** START Entries provided **

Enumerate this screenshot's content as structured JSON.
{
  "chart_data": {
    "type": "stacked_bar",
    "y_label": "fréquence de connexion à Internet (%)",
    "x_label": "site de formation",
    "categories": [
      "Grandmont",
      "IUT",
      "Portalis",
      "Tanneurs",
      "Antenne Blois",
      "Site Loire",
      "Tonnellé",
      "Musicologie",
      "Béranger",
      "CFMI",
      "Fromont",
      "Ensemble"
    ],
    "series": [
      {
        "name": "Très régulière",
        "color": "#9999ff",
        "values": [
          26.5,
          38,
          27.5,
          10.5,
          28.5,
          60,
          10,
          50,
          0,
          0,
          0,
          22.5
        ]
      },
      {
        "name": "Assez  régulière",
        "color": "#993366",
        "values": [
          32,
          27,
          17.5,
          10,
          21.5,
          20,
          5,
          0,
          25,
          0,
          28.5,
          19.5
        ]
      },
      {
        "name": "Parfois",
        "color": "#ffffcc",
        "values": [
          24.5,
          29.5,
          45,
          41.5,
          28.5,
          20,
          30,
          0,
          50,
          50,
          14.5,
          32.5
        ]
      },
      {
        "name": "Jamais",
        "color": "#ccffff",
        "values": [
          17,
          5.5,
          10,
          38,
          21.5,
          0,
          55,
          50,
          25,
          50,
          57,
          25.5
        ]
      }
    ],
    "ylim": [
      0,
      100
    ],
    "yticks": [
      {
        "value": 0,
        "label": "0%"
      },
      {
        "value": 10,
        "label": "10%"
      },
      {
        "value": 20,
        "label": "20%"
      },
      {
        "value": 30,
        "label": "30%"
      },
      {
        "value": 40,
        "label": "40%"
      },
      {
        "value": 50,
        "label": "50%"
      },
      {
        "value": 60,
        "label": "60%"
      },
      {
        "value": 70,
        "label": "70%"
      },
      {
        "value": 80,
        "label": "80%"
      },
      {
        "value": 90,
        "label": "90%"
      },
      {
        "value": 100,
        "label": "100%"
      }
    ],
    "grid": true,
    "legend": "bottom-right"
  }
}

** END Entries provided **

• Task prompt:
Using the records above, pull out each line where the word "name" occurs.

• Solution for this problem:
        "name": "Très régulière",
        "name": "Assez  régulière",
        "name": "Parfois",
        "name": "Jamais",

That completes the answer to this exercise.